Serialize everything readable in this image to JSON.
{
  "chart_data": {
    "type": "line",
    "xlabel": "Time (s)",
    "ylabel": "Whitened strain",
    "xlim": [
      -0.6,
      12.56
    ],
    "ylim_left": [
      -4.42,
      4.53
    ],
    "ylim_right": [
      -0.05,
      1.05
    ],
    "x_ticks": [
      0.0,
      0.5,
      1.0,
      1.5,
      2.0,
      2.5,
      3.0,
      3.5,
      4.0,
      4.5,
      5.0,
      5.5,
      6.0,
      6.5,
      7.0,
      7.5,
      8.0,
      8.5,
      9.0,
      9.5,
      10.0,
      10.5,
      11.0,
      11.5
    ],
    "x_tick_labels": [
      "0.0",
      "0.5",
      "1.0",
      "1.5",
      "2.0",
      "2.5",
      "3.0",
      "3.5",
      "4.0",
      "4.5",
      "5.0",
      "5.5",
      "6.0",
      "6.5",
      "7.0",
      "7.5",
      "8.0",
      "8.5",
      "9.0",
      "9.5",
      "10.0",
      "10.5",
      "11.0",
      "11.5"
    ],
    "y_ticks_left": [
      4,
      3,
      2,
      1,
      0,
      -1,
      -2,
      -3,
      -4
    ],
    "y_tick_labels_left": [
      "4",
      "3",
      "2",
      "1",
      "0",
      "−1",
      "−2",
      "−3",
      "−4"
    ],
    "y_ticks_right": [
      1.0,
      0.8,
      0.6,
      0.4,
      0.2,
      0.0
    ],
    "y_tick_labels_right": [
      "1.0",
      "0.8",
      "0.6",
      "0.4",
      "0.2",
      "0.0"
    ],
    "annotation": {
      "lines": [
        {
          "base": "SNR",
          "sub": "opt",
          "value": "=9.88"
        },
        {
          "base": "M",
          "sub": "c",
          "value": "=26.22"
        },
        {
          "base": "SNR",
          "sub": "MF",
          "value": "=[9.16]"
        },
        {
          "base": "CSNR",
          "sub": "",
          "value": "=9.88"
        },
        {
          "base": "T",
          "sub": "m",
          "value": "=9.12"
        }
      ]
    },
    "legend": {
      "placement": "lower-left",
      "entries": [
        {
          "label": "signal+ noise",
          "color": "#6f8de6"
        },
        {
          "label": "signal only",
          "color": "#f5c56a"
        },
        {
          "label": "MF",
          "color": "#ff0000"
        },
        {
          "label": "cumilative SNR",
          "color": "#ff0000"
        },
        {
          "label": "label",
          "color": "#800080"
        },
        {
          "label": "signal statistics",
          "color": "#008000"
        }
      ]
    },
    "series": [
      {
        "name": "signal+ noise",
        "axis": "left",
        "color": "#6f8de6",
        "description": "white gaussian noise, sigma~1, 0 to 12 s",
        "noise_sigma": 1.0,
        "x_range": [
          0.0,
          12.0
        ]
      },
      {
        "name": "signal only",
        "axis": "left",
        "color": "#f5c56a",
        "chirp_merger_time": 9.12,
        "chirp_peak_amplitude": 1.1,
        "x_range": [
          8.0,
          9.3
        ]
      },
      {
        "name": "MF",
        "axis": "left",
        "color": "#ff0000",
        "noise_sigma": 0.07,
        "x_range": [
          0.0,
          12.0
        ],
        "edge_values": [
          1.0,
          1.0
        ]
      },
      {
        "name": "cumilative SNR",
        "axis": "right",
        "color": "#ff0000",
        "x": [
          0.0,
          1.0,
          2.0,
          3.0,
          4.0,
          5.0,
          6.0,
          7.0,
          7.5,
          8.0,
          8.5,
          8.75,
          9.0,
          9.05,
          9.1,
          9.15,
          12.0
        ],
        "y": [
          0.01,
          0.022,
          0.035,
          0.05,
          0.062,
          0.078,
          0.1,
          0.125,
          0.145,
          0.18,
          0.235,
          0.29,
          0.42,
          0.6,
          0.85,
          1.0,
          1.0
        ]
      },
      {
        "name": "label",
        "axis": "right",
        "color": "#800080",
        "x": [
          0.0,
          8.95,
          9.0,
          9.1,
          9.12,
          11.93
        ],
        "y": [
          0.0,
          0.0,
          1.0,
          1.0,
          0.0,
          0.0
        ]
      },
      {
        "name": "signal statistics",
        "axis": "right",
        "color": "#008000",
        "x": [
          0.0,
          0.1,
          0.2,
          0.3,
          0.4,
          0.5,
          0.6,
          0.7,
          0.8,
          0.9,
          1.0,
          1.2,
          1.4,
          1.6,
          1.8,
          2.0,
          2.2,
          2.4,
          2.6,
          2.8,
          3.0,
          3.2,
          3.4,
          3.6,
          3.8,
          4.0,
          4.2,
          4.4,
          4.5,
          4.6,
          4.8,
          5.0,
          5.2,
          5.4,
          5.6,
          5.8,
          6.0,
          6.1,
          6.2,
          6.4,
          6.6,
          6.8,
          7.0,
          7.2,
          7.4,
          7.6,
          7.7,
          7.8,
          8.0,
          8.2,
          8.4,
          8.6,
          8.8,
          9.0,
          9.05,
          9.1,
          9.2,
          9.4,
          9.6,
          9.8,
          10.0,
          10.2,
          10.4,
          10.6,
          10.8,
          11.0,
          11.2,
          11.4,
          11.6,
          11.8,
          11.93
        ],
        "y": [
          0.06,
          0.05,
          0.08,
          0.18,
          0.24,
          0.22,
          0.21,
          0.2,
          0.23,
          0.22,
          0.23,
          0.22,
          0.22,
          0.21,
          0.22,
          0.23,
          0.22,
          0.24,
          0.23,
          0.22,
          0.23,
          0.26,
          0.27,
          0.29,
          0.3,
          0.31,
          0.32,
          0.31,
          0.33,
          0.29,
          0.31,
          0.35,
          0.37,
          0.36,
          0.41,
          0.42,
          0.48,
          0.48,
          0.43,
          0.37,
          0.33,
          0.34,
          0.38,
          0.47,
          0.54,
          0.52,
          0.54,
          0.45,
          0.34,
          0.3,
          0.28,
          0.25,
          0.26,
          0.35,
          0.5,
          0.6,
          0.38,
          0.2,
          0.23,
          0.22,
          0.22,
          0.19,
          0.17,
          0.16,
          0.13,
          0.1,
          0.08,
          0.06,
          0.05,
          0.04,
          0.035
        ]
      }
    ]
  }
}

## WHAT YOU WILL DO
Above are the records; retype them all without a single difference.

## TASK OUTPUT
Serialize everything readable in this image to JSON.
{
  "chart_data": {
    "type": "line",
    "xlabel": "Time (s)",
    "ylabel": "Whitened strain",
    "xlim": [
      -0.6,
      12.56
    ],
    "ylim_left": [
      -4.42,
      4.53
    ],
    "ylim_right": [
      -0.05,
      1.05
    ],
    "x_ticks": [
      0.0,
      0.5,
      1.0,
      1.5,
      2.0,
      2.5,
      3.0,
      3.5,
      4.0,
      4.5,
      5.0,
      5.5,
      6.0,
      6.5,
      7.0,
      7.5,
      8.0,
      8.5,
      9.0,
      9.5,
      10.0,
      10.5,
      11.0,
      11.5
    ],
    "x_tick_labels": [
      "0.0",
      "0.5",
      "1.0",
      "1.5",
      "2.0",
      "2.5",
      "3.0",
      "3.5",
      "4.0",
      "4.5",
      "5.0",
      "5.5",
      "6.0",
      "6.5",
      "7.0",
      "7.5",
      "8.0",
      "8.5",
      "9.0",
      "9.5",
      "10.0",
      "10.5",
      "11.0",
      "11.5"
    ],
    "y_ticks_left": [
      4,
      3,
      2,
      1,
      0,
      -1,
      -2,
      -3,
      -4
    ],
    "y_tick_labels_left": [
      "4",
      "3",
      "2",
      "1",
      "0",
      "−1",
      "−2",
      "−3",
      "−4"
    ],
    "y_ticks_right": [
      1.0,
      0.8,
      0.6,
      0.4,
      0.2,
      0.0
    ],
    "y_tick_labels_right": [
      "1.0",
      "0.8",
      "0.6",
      "0.4",
      "0.2",
      "0.0"
    ],
    "annotation": {
      "lines": [
        {
          "base": "SNR",
          "sub": "opt",
          "value": "=9.88"
        },
        {
          "base": "M",
          "sub": "c",
          "value": "=26.22"
        },
        {
          "base": "SNR",
          "sub": "MF",
          "value": "=[9.16]"
        },
        {
          "base": "CSNR",
          "sub": "",
          "value": "=9.88"
        },
        {
          "base": "T",
          "sub": "m",
          "value": "=9.12"
        }
      ]
    },
    "legend": {
      "placement": "lower-left",
      "entries": [
        {
          "label": "signal+ noise",
          "color": "#6f8de6"
        },
        {
          "label": "signal only",
          "color": "#f5c56a"
        },
        {
          "label": "MF",
          "color": "#ff0000"
        },
        {
          "label": "cumilative SNR",
          "color": "#ff0000"
        },
        {
          "label": "label",
          "color": "#800080"
        },
        {
          "label": "signal statistics",
          "color": "#008000"
        }
      ]
    },
    "series": [
      {
        "name": "signal+ noise",
        "axis": "left",
        "color": "#6f8de6",
        "description": "white gaussian noise, sigma~1, 0 to 12 s",
        "noise_sigma": 1.0,
        "x_range": [
          0.0,
          12.0
        ]
      },
      {
        "name": "signal only",
        "axis": "left",
        "color": "#f5c56a",
        "chirp_merger_time": 9.12,
        "chirp_peak_amplitude": 1.1,
        "x_range": [
          8.0,
          9.3
        ]
      },
      {
        "name": "MF",
        "axis": "left",
        "color": "#ff0000",
        "noise_sigma": 0.07,
        "x_range": [
          0.0,
          12.0
        ],
        "edge_values": [
          1.0,
          1.0
        ]
      },
      {
        "name": "cumilative SNR",
        "axis": "right",
        "color": "#ff0000",
        "x": [
          0.0,
          1.0,
          2.0,
          3.0,
          4.0,
          5.0,
          6.0,
          7.0,
          7.5,
          8.0,
          8.5,
          8.75,
          9.0,
          9.05,
          9.1,
          9.15,
          12.0
        ],
        "y": [
          0.01,
          0.022,
          0.035,
          0.05,
          0.062,
          0.078,
          0.1,
          0.125,
          0.145,
          0.18,
          0.235,
          0.29,
          0.42,
          0.6,
          0.85,
          1.0,
          1.0
        ]
      },
      {
        "name": "label",
        "axis": "right",
        "color": "#800080",
        "x": [
          0.0,
          8.95,
          9.0,
          9.1,
          9.12,
          11.93
        ],
        "y": [
          0.0,
          0.0,
          1.0,
          1.0,
          0.0,
          0.0
        ]
      },
      {
        "name": "signal statistics",
        "axis": "right",
        "color": "#008000",
        "x": [
          0.0,
          0.1,
          0.2,
          0.3,
          0.4,
          0.5,
          0.6,
          0.7,
          0.8,
          0.9,
          1.0,
          1.2,
          1.4,
          1.6,
          1.8,
          2.0,
          2.2,
          2.4,
          2.6,
          2.8,
          3.0,
          3.2,
          3.4,
          3.6,
          3.8,
          4.0,
          4.2,
          4.4,
          4.5,
          4.6,
          4.8,
          5.0,
          5.2,
          5.4,
          5.6,
          5.8,
          6.0,
          6.1,
          6.2,
          6.4,
          6.6,
          6.8,
          7.0,
          7.2,
          7.4,
          7.6,
          7.7,
          7.8,
          8.0,
          8.2,
          8.4,
          8.6,
          8.8,
          9.0,
          9.05,
          9.1,
          9.2,
          9.4,
          9.6,
          9.8,
          10.0,
          10.2,
          10.4,
          10.6,
          10.8,
          11.0,
          11.2,
          11.4,
          11.6,
          11.8,
          11.93
        ],
        "y": [
          0.06,
          0.05,
          0.08,
          0.18,
          0.24,
          0.22,
          0.21,
          0.2,
          0.23,
          0.22,
          0.23,
          0.22,
          0.22,
          0.21,
          0.22,
          0.23,
          0.22,
          0.24,
          0.23,
          0.22,
          0.23,
          0.26,
          0.27,
          0.29,
          0.3,
          0.31,
          0.32,
          0.31,
          0.33,
          0.29,
          0.31,
          0.35,
          0.37,
          0.36,
          0.41,
          0.42,
          0.48,
          0.48,
          0.43,
          0.37,
          0.33,
          0.34,
          0.38,
          0.47,
          0.54,
          0.52,
          0.54,
          0.45,
          0.34,
          0.3,
          0.28,
          0.25,
          0.26,
          0.35,
          0.5,
          0.6,
          0.38,
          0.2,
          0.23,
          0.22,
          0.22,
          0.19,
          0.17,
          0.16,
          0.13,
          0.1,
          0.08,
          0.06,
          0.05,
          0.04,
          0.035
        ]
      }
    ]
  }
}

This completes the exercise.